- CHALLENGE:
Each entry below should be written out exactly as it is, with no pictures.

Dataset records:
━━━━

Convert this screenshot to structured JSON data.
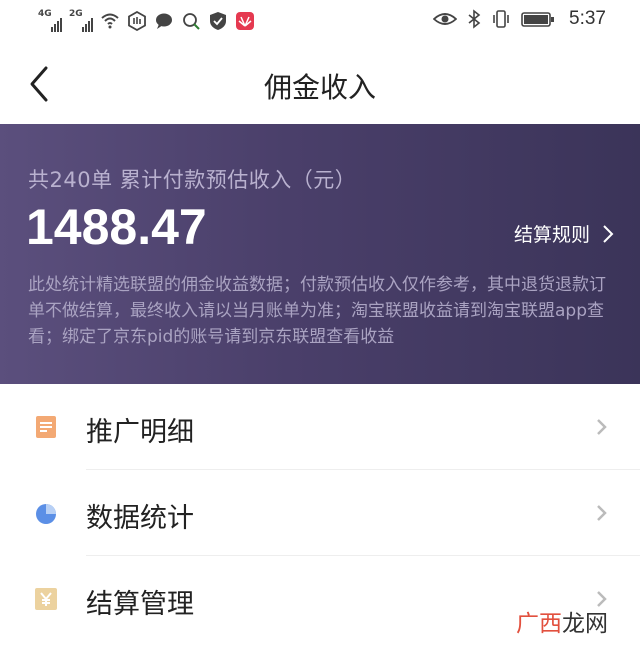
{
  "status_bar": {
    "sig1": "4G",
    "sig2": "2G",
    "time": "5:37"
  },
  "header": {
    "title": "佣金收入"
  },
  "banner": {
    "summary": "共240单 累计付款预估收入（元）",
    "amount": "1488.47",
    "rules_label": "结算规则",
    "notice": "此处统计精选联盟的佣金收益数据；付款预估收入仅作参考，其中退货退款订单不做结算，最终收入请以当月账单为准；淘宝联盟收益请到淘宝联盟app查看；绑定了京东pid的账号请到京东联盟查看收益"
  },
  "menu": {
    "items": [
      {
        "label": "推广明细",
        "icon": "document-icon",
        "color": "#f0a46c"
      },
      {
        "label": "数据统计",
        "icon": "pie-chart-icon",
        "color": "#5a8fe6"
      },
      {
        "label": "结算管理",
        "icon": "yen-icon",
        "color": "#e8c88a"
      }
    ]
  },
  "watermark": {
    "part1": "广西",
    "part2": "龙网"
  }
}
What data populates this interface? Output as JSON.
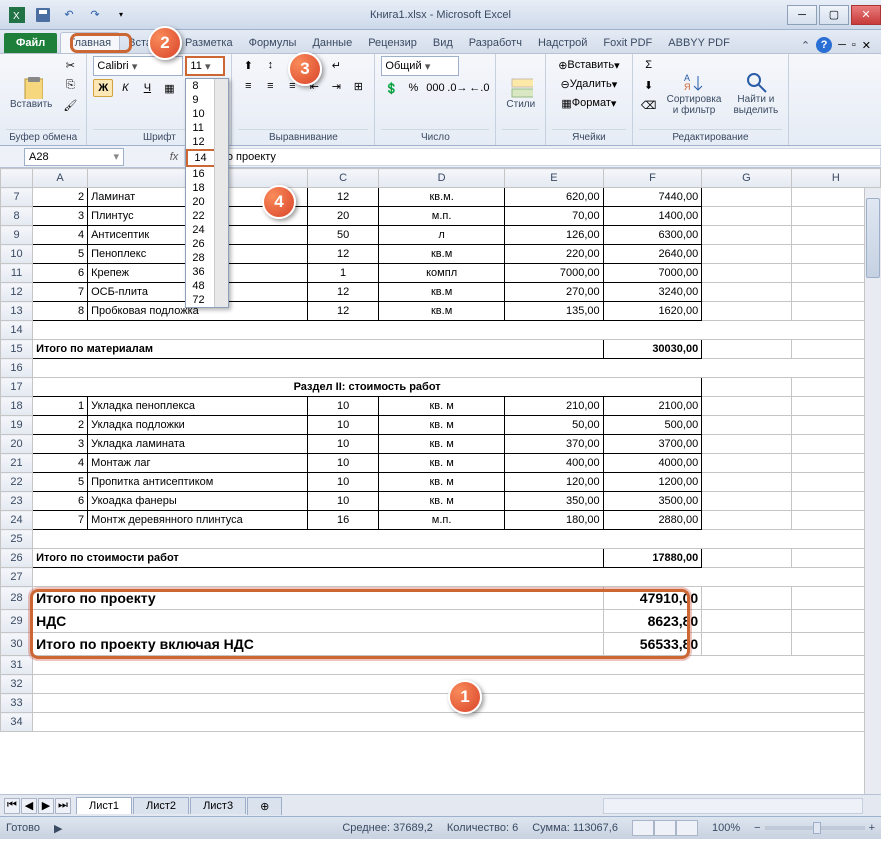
{
  "title": "Книга1.xlsx - Microsoft Excel",
  "qat": {
    "save": "💾",
    "undo": "↶",
    "redo": "↷"
  },
  "tabs": {
    "file": "Файл",
    "items": [
      "Главная",
      "Вставка",
      "Разметка",
      "Формулы",
      "Данные",
      "Рецензир",
      "Вид",
      "Разработч",
      "Надстрой",
      "Foxit PDF",
      "ABBYY PDF"
    ],
    "active": 0
  },
  "ribbon": {
    "clipboard": {
      "paste": "Вставить",
      "label": "Буфер обмена"
    },
    "font": {
      "name": "Calibri",
      "size": "11",
      "label": "Шрифт",
      "sizes": [
        "8",
        "9",
        "10",
        "11",
        "12",
        "14",
        "16",
        "18",
        "20",
        "22",
        "24",
        "26",
        "28",
        "36",
        "48",
        "72"
      ],
      "selected_size": "14"
    },
    "align": {
      "label": "Выравнивание"
    },
    "number": {
      "format": "Общий",
      "label": "Число"
    },
    "styles": {
      "btn": "Стили",
      "label": ""
    },
    "cells": {
      "insert": "Вставить",
      "delete": "Удалить",
      "format": "Формат",
      "label": "Ячейки"
    },
    "editing": {
      "sort": "Сортировка\nи фильтр",
      "find": "Найти и\nвыделить",
      "label": "Редактирование"
    }
  },
  "namebox": "A28",
  "formula": "Итого по проекту",
  "columns": [
    "",
    "A",
    "B",
    "C",
    "D",
    "E",
    "F",
    "G",
    "H"
  ],
  "rows": [
    {
      "n": 7,
      "a": "2",
      "b": "Ламинат",
      "c": "12",
      "d": "кв.м.",
      "e": "620,00",
      "f": "7440,00"
    },
    {
      "n": 8,
      "a": "3",
      "b": "Плинтус",
      "c": "20",
      "d": "м.п.",
      "e": "70,00",
      "f": "1400,00"
    },
    {
      "n": 9,
      "a": "4",
      "b": "Антисептик",
      "c": "50",
      "d": "л",
      "e": "126,00",
      "f": "6300,00"
    },
    {
      "n": 10,
      "a": "5",
      "b": "Пеноплекс",
      "c": "12",
      "d": "кв.м",
      "e": "220,00",
      "f": "2640,00"
    },
    {
      "n": 11,
      "a": "6",
      "b": "Крепеж",
      "c": "1",
      "d": "компл",
      "e": "7000,00",
      "f": "7000,00"
    },
    {
      "n": 12,
      "a": "7",
      "b": "ОСБ-плита",
      "c": "12",
      "d": "кв.м",
      "e": "270,00",
      "f": "3240,00"
    },
    {
      "n": 13,
      "a": "8",
      "b": "Пробковая подложка",
      "c": "12",
      "d": "кв.м",
      "e": "135,00",
      "f": "1620,00"
    }
  ],
  "subtotal1": {
    "label": "Итого по материалам",
    "value": "30030,00"
  },
  "section2": "Раздел II: стоимость работ",
  "rows2": [
    {
      "n": 18,
      "a": "1",
      "b": "Укладка пеноплекса",
      "c": "10",
      "d": "кв. м",
      "e": "210,00",
      "f": "2100,00"
    },
    {
      "n": 19,
      "a": "2",
      "b": "Укладка подложки",
      "c": "10",
      "d": "кв. м",
      "e": "50,00",
      "f": "500,00"
    },
    {
      "n": 20,
      "a": "3",
      "b": "Укладка  ламината",
      "c": "10",
      "d": "кв. м",
      "e": "370,00",
      "f": "3700,00"
    },
    {
      "n": 21,
      "a": "4",
      "b": "Монтаж лаг",
      "c": "10",
      "d": "кв. м",
      "e": "400,00",
      "f": "4000,00"
    },
    {
      "n": 22,
      "a": "5",
      "b": "Пропитка антисептиком",
      "c": "10",
      "d": "кв. м",
      "e": "120,00",
      "f": "1200,00"
    },
    {
      "n": 23,
      "a": "6",
      "b": "Укоадка фанеры",
      "c": "10",
      "d": "кв. м",
      "e": "350,00",
      "f": "3500,00"
    },
    {
      "n": 24,
      "a": "7",
      "b": "Монтж деревянного плинтуса",
      "c": "16",
      "d": "м.п.",
      "e": "180,00",
      "f": "2880,00"
    }
  ],
  "subtotal2": {
    "label": "Итого по стоимости работ",
    "value": "17880,00"
  },
  "totals": [
    {
      "n": 28,
      "label": "Итого по проекту",
      "value": "47910,00"
    },
    {
      "n": 29,
      "label": "НДС",
      "value": "8623,80"
    },
    {
      "n": 30,
      "label": "Итого по проекту включая НДС",
      "value": "56533,80"
    }
  ],
  "empty_rows": [
    14,
    16,
    25,
    27,
    31,
    32,
    33,
    34
  ],
  "sheets": [
    "Лист1",
    "Лист2",
    "Лист3"
  ],
  "status": {
    "ready": "Готово",
    "avg_label": "Среднее:",
    "avg": "37689,2",
    "count_label": "Количество:",
    "count": "6",
    "sum_label": "Сумма:",
    "sum": "113067,6",
    "zoom": "100%"
  },
  "callouts": [
    "1",
    "2",
    "3",
    "4"
  ]
}
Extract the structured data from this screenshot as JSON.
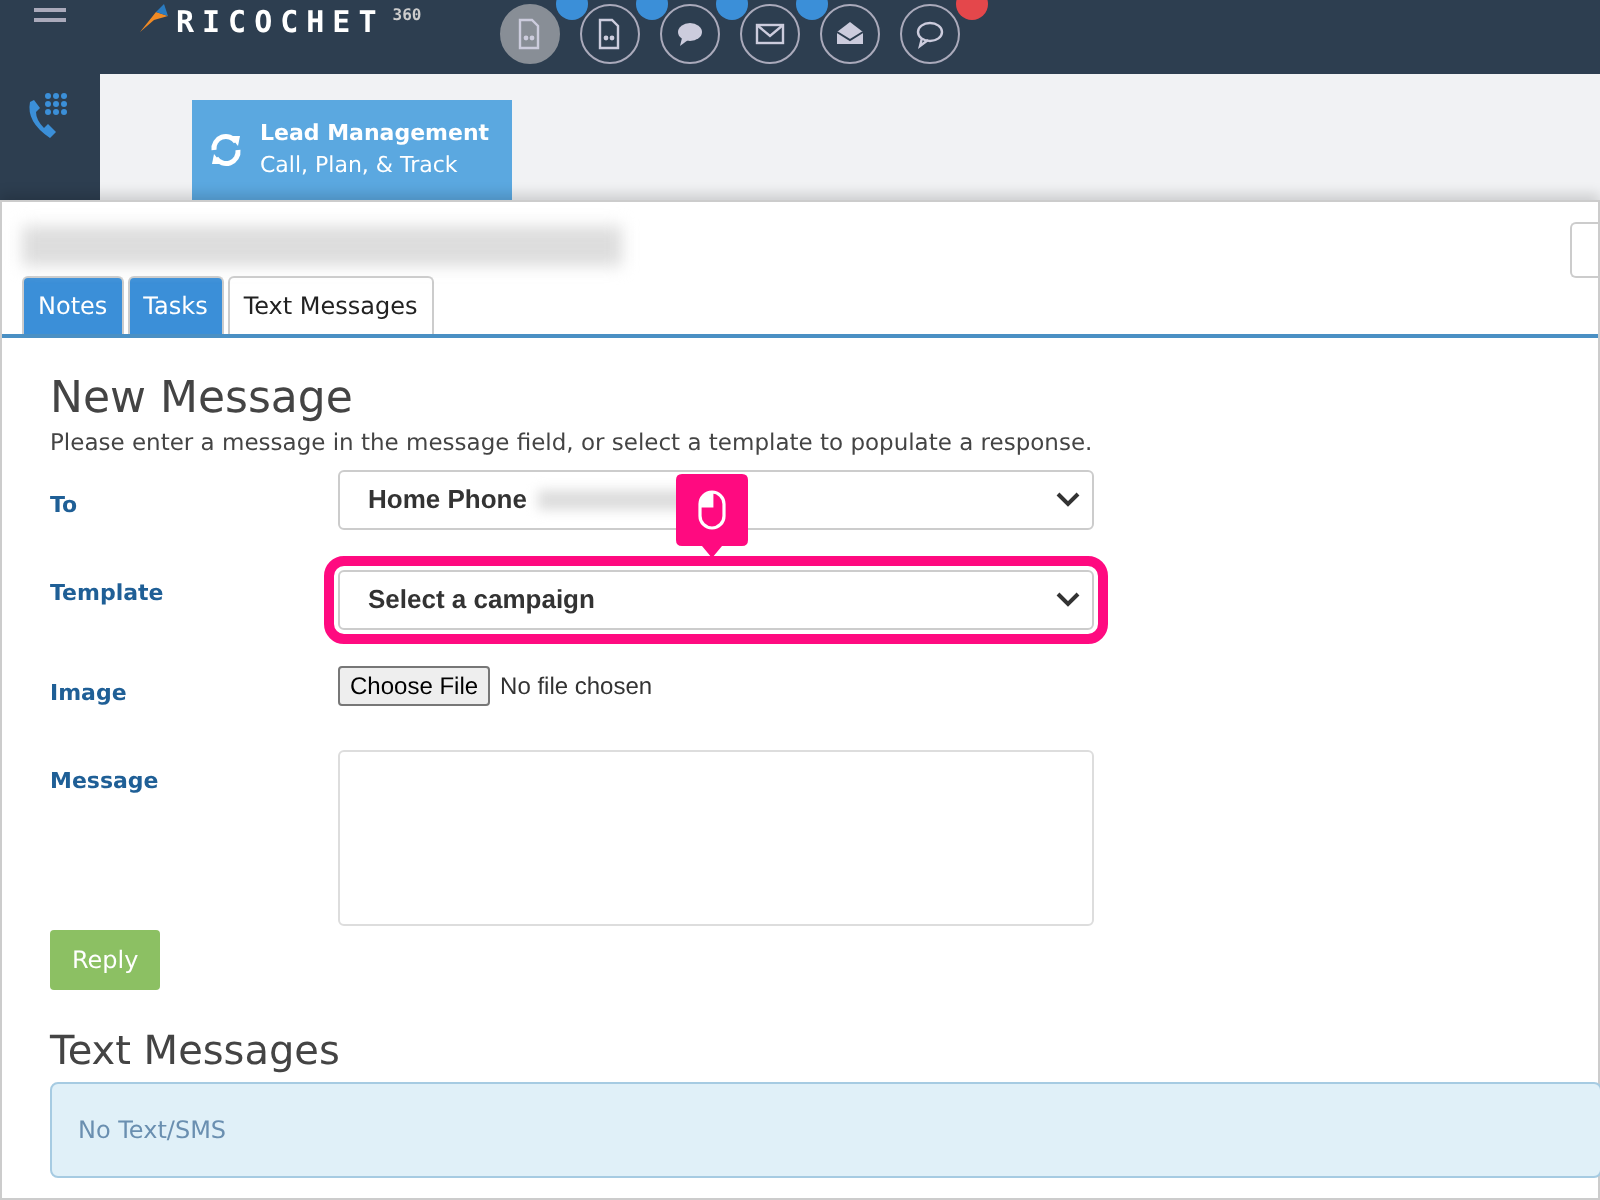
{
  "navbar": {
    "logo": "RICOCHET",
    "logo_sup": "360",
    "icons": [
      {
        "kind": "voicemail",
        "selected": true,
        "color": "#3b8fd8"
      },
      {
        "kind": "voicemail",
        "selected": false,
        "color": "#3b8fd8"
      },
      {
        "kind": "chat",
        "selected": false,
        "color": "#3b8fd8"
      },
      {
        "kind": "mail",
        "selected": false,
        "color": "#3b8fd8"
      },
      {
        "kind": "mail-open",
        "selected": false
      },
      {
        "kind": "bubble",
        "selected": false,
        "color": "#e4474b"
      }
    ]
  },
  "lead_card": {
    "title": "Lead Management",
    "subtitle": "Call, Plan, & Track"
  },
  "tabs": [
    {
      "label": "Notes",
      "selected": false
    },
    {
      "label": "Tasks",
      "selected": false
    },
    {
      "label": "Text Messages",
      "selected": true
    }
  ],
  "form": {
    "title": "New Message",
    "hint": "Please enter a message in the message field, or select a template to populate a response.",
    "rows": [
      {
        "label": "To",
        "kind": "select",
        "value": "Home Phone",
        "highlighted": false
      },
      {
        "label": "Template",
        "kind": "select",
        "value": "Select a campaign",
        "highlighted": true
      },
      {
        "label": "Image",
        "kind": "file",
        "button": "Choose File",
        "value": "No file chosen"
      },
      {
        "label": "Message",
        "kind": "textarea"
      }
    ],
    "submit": "Reply"
  },
  "messages": {
    "title": "Text Messages",
    "empty": "No Text/SMS"
  }
}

━━━━

- THE OUTPUT:
Convert this screenshot to structured JSON data.
{
  "status_bar": {
    "sig1": "4G",
    "sig2": "2G",
    "time": "5:37"
  },
  "header": {
    "title": "佣金收入"
  },
  "banner": {
    "summary": "共240单 累计付款预估收入（元）",
    "amount": "1488.47",
    "rules_label": "结算规则",
    "notice": "此处统计精选联盟的佣金收益数据；付款预估收入仅作参考，其中退货退款订单不做结算，最终收入请以当月账单为准；淘宝联盟收益请到淘宝联盟app查看；绑定了京东pid的账号请到京东联盟查看收益"
  },
  "menu": {
    "items": [
      {
        "label": "推广明细",
        "icon": "document-icon",
        "color": "#f0a46c"
      },
      {
        "label": "数据统计",
        "icon": "pie-chart-icon",
        "color": "#5a8fe6"
      },
      {
        "label": "结算管理",
        "icon": "yen-icon",
        "color": "#e8c88a"
      }
    ]
  },
  "watermark": {
    "part1": "广西",
    "part2": "龙网"
  }
}
What data populates this interface? Output as JSON.
{
  "title": "Книга1.xlsx - Microsoft Excel",
  "qat": {
    "save": "💾",
    "undo": "↶",
    "redo": "↷"
  },
  "tabs": {
    "file": "Файл",
    "items": [
      "Главная",
      "Вставка",
      "Разметка",
      "Формулы",
      "Данные",
      "Рецензир",
      "Вид",
      "Разработч",
      "Надстрой",
      "Foxit PDF",
      "ABBYY PDF"
    ],
    "active": 0
  },
  "ribbon": {
    "clipboard": {
      "paste": "Вставить",
      "label": "Буфер обмена"
    },
    "font": {
      "name": "Calibri",
      "size": "11",
      "label": "Шрифт",
      "sizes": [
        "8",
        "9",
        "10",
        "11",
        "12",
        "14",
        "16",
        "18",
        "20",
        "22",
        "24",
        "26",
        "28",
        "36",
        "48",
        "72"
      ],
      "selected_size": "14"
    },
    "align": {
      "label": "Выравнивание"
    },
    "number": {
      "format": "Общий",
      "label": "Число"
    },
    "styles": {
      "btn": "Стили",
      "label": ""
    },
    "cells": {
      "insert": "Вставить",
      "delete": "Удалить",
      "format": "Формат",
      "label": "Ячейки"
    },
    "editing": {
      "sort": "Сортировка\nи фильтр",
      "find": "Найти и\nвыделить",
      "label": "Редактирование"
    }
  },
  "namebox": "A28",
  "formula": "Итого по проекту",
  "columns": [
    "",
    "A",
    "B",
    "C",
    "D",
    "E",
    "F",
    "G",
    "H"
  ],
  "rows": [
    {
      "n": 7,
      "a": "2",
      "b": "Ламинат",
      "c": "12",
      "d": "кв.м.",
      "e": "620,00",
      "f": "7440,00"
    },
    {
      "n": 8,
      "a": "3",
      "b": "Плинтус",
      "c": "20",
      "d": "м.п.",
      "e": "70,00",
      "f": "1400,00"
    },
    {
      "n": 9,
      "a": "4",
      "b": "Антисептик",
      "c": "50",
      "d": "л",
      "e": "126,00",
      "f": "6300,00"
    },
    {
      "n": 10,
      "a": "5",
      "b": "Пеноплекс",
      "c": "12",
      "d": "кв.м",
      "e": "220,00",
      "f": "2640,00"
    },
    {
      "n": 11,
      "a": "6",
      "b": "Крепеж",
      "c": "1",
      "d": "компл",
      "e": "7000,00",
      "f": "7000,00"
    },
    {
      "n": 12,
      "a": "7",
      "b": "ОСБ-плита",
      "c": "12",
      "d": "кв.м",
      "e": "270,00",
      "f": "3240,00"
    },
    {
      "n": 13,
      "a": "8",
      "b": "Пробковая подложка",
      "c": "12",
      "d": "кв.м",
      "e": "135,00",
      "f": "1620,00"
    }
  ],
  "subtotal1": {
    "label": "Итого по материалам",
    "value": "30030,00"
  },
  "section2": "Раздел II: стоимость работ",
  "rows2": [
    {
      "n": 18,
      "a": "1",
      "b": "Укладка пеноплекса",
      "c": "10",
      "d": "кв. м",
      "e": "210,00",
      "f": "2100,00"
    },
    {
      "n": 19,
      "a": "2",
      "b": "Укладка подложки",
      "c": "10",
      "d": "кв. м",
      "e": "50,00",
      "f": "500,00"
    },
    {
      "n": 20,
      "a": "3",
      "b": "Укладка  ламината",
      "c": "10",
      "d": "кв. м",
      "e": "370,00",
      "f": "3700,00"
    },
    {
      "n": 21,
      "a": "4",
      "b": "Монтаж лаг",
      "c": "10",
      "d": "кв. м",
      "e": "400,00",
      "f": "4000,00"
    },
    {
      "n": 22,
      "a": "5",
      "b": "Пропитка антисептиком",
      "c": "10",
      "d": "кв. м",
      "e": "120,00",
      "f": "1200,00"
    },
    {
      "n": 23,
      "a": "6",
      "b": "Укоадка фанеры",
      "c": "10",
      "d": "кв. м",
      "e": "350,00",
      "f": "3500,00"
    },
    {
      "n": 24,
      "a": "7",
      "b": "Монтж деревянного плинтуса",
      "c": "16",
      "d": "м.п.",
      "e": "180,00",
      "f": "2880,00"
    }
  ],
  "subtotal2": {
    "label": "Итого по стоимости работ",
    "value": "17880,00"
  },
  "totals": [
    {
      "n": 28,
      "label": "Итого по проекту",
      "value": "47910,00"
    },
    {
      "n": 29,
      "label": "НДС",
      "value": "8623,80"
    },
    {
      "n": 30,
      "label": "Итого по проекту включая НДС",
      "value": "56533,80"
    }
  ],
  "empty_rows": [
    14,
    16,
    25,
    27,
    31,
    32,
    33,
    34
  ],
  "sheets": [
    "Лист1",
    "Лист2",
    "Лист3"
  ],
  "status": {
    "ready": "Готово",
    "avg_label": "Среднее:",
    "avg": "37689,2",
    "count_label": "Количество:",
    "count": "6",
    "sum_label": "Сумма:",
    "sum": "113067,6",
    "zoom": "100%"
  },
  "callouts": [
    "1",
    "2",
    "3",
    "4"
  ]
}
Extract the structured data from this screenshot as JSON.
{
  "navbar": {
    "logo": "RICOCHET",
    "logo_sup": "360",
    "icons": [
      {
        "kind": "voicemail",
        "selected": true,
        "color": "#3b8fd8"
      },
      {
        "kind": "voicemail",
        "selected": false,
        "color": "#3b8fd8"
      },
      {
        "kind": "chat",
        "selected": false,
        "color": "#3b8fd8"
      },
      {
        "kind": "mail",
        "selected": false,
        "color": "#3b8fd8"
      },
      {
        "kind": "mail-open",
        "selected": false
      },
      {
        "kind": "bubble",
        "selected": false,
        "color": "#e4474b"
      }
    ]
  },
  "lead_card": {
    "title": "Lead Management",
    "subtitle": "Call, Plan, & Track"
  },
  "tabs": [
    {
      "label": "Notes",
      "selected": false
    },
    {
      "label": "Tasks",
      "selected": false
    },
    {
      "label": "Text Messages",
      "selected": true
    }
  ],
  "form": {
    "title": "New Message",
    "hint": "Please enter a message in the message field, or select a template to populate a response.",
    "rows": [
      {
        "label": "To",
        "kind": "select",
        "value": "Home Phone",
        "highlighted": false
      },
      {
        "label": "Template",
        "kind": "select",
        "value": "Select a campaign",
        "highlighted": true
      },
      {
        "label": "Image",
        "kind": "file",
        "button": "Choose File",
        "value": "No file chosen"
      },
      {
        "label": "Message",
        "kind": "textarea"
      }
    ],
    "submit": "Reply"
  },
  "messages": {
    "title": "Text Messages",
    "empty": "No Text/SMS"
  }
}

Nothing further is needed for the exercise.